DIRECTIONS FOR THIS TASK:
Repeat the listing below in full, exactly as it stands.

Stored data entries:
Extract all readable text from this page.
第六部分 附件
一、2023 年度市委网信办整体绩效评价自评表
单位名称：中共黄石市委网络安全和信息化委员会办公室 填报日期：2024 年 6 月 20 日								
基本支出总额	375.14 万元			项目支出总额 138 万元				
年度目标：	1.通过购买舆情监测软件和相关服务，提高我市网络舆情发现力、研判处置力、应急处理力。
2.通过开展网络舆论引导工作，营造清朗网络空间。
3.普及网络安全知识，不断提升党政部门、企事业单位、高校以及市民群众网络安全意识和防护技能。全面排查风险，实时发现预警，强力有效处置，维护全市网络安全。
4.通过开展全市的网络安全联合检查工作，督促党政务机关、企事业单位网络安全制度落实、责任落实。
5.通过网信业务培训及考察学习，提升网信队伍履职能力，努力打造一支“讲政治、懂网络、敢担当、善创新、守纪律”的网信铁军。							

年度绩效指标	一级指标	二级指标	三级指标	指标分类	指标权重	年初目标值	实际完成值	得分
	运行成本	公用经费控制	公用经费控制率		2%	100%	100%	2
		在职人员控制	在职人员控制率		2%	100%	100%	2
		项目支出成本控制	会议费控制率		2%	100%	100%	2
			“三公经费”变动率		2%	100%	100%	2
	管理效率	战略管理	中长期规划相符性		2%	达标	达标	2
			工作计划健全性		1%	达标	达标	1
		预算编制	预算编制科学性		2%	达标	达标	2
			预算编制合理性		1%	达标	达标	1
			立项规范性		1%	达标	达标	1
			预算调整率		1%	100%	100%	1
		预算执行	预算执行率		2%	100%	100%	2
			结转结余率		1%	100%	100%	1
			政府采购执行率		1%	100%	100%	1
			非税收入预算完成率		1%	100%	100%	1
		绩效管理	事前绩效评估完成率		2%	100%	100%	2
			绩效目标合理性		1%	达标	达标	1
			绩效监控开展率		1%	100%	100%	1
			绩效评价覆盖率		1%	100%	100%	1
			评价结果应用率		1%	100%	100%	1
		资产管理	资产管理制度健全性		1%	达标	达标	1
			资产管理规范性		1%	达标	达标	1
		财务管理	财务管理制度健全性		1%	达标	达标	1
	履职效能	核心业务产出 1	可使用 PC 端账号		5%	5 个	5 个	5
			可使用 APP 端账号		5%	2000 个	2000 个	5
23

TASK OUTPUT:
Extract all readable text from this page.
第六部分 附件
一、2023 年度市委网信办整体绩效评价自评表
单位名称：中共黄石市委网络安全和信息化委员会办公室 填报日期：2024 年 6 月 20 日								
基本支出总额	375.14 万元			项目支出总额 138 万元				
年度目标：	1.通过购买舆情监测软件和相关服务，提高我市网络舆情发现力、研判处置力、应急处理力。
2.通过开展网络舆论引导工作，营造清朗网络空间。
3.普及网络安全知识，不断提升党政部门、企事业单位、高校以及市民群众网络安全意识和防护技能。全面排查风险，实时发现预警，强力有效处置，维护全市网络安全。
4.通过开展全市的网络安全联合检查工作，督促党政务机关、企事业单位网络安全制度落实、责任落实。
5.通过网信业务培训及考察学习，提升网信队伍履职能力，努力打造一支“讲政治、懂网络、敢担当、善创新、守纪律”的网信铁军。							

年度绩效指标	一级指标	二级指标	三级指标	指标分类	指标权重	年初目标值	实际完成值	得分
	运行成本	公用经费控制	公用经费控制率		2%	100%	100%	2
		在职人员控制	在职人员控制率		2%	100%	100%	2
		项目支出成本控制	会议费控制率		2%	100%	100%	2
			“三公经费”变动率		2%	100%	100%	2
	管理效率	战略管理	中长期规划相符性		2%	达标	达标	2
			工作计划健全性		1%	达标	达标	1
		预算编制	预算编制科学性		2%	达标	达标	2
			预算编制合理性		1%	达标	达标	1
			立项规范性		1%	达标	达标	1
			预算调整率		1%	100%	100%	1
		预算执行	预算执行率		2%	100%	100%	2
			结转结余率		1%	100%	100%	1
			政府采购执行率		1%	100%	100%	1
			非税收入预算完成率		1%	100%	100%	1
		绩效管理	事前绩效评估完成率		2%	100%	100%	2
			绩效目标合理性		1%	达标	达标	1
			绩效监控开展率		1%	100%	100%	1
			绩效评价覆盖率		1%	100%	100%	1
			评价结果应用率		1%	100%	100%	1
		资产管理	资产管理制度健全性		1%	达标	达标	1
			资产管理规范性		1%	达标	达标	1
		财务管理	财务管理制度健全性		1%	达标	达标	1
	履职效能	核心业务产出 1	可使用 PC 端账号		5%	5 个	5 个	5
			可使用 APP 端账号		5%	2000 个	2000 个	5
23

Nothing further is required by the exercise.